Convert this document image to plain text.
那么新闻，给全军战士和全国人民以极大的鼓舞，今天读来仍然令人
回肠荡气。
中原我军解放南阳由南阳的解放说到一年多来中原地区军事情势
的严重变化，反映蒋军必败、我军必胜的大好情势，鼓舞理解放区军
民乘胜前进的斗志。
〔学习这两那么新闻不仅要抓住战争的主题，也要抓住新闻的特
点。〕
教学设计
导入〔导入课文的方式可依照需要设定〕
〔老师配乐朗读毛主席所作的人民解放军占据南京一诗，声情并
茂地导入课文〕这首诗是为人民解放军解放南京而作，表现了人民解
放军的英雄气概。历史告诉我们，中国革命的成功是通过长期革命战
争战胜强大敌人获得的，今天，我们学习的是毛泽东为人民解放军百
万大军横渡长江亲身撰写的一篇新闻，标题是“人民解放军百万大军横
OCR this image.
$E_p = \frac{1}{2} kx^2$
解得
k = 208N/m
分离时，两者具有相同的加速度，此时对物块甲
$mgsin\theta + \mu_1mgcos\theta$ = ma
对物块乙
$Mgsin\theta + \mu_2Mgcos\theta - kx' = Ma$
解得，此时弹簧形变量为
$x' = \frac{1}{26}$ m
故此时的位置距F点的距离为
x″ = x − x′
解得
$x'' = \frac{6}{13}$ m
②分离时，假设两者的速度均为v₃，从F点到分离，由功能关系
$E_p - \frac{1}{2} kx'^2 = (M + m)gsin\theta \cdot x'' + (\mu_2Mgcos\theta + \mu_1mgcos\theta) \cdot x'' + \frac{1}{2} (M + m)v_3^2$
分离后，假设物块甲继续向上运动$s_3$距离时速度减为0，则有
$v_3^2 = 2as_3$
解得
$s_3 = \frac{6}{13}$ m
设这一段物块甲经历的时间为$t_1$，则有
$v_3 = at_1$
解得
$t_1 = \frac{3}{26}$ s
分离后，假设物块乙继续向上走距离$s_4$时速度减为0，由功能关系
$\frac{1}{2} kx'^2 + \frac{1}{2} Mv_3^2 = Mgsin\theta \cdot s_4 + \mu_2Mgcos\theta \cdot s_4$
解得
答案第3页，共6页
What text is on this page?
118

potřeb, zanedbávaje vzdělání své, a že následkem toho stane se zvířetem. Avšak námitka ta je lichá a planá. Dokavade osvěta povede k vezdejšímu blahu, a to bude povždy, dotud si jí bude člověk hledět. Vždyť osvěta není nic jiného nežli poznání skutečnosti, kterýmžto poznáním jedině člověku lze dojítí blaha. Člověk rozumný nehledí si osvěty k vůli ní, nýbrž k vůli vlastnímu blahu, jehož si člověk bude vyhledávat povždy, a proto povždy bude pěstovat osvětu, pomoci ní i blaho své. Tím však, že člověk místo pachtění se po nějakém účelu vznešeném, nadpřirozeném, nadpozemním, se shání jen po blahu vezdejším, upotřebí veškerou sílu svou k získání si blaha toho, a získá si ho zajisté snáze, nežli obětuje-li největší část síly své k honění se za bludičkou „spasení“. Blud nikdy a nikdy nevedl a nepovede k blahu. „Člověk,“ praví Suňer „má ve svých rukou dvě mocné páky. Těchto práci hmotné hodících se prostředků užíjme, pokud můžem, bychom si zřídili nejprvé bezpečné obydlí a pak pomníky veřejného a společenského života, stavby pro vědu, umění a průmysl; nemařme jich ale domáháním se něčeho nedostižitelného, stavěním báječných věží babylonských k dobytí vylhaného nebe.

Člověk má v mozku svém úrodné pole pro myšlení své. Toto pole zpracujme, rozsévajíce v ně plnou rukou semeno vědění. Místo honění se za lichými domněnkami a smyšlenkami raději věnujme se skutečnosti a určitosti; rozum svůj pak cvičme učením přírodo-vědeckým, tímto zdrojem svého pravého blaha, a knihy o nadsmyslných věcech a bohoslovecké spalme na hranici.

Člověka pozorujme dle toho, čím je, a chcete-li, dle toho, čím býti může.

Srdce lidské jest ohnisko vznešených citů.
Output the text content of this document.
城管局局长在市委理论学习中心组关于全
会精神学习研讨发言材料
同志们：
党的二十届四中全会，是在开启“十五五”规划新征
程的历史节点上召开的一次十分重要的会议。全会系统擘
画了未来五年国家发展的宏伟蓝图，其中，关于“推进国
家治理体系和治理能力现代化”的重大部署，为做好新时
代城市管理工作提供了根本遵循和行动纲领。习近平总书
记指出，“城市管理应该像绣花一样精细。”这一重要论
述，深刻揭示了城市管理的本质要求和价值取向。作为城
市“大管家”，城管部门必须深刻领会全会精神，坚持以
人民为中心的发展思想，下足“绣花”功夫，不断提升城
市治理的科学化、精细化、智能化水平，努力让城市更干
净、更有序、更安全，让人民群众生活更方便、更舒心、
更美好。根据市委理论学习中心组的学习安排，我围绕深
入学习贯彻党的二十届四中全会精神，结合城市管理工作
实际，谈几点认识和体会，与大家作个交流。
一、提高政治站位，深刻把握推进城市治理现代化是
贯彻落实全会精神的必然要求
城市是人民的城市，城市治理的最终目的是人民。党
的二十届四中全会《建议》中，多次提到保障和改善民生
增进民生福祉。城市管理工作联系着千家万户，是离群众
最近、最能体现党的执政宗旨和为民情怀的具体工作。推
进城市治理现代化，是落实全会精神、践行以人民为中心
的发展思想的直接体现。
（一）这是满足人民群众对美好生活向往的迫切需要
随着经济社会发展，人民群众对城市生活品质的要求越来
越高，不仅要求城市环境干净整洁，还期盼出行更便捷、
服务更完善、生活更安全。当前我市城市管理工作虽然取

● Problem statement
Return only those lines of the records that contain the string "image".

● Exercise response
Convert this document image to plain text.
OCR this image.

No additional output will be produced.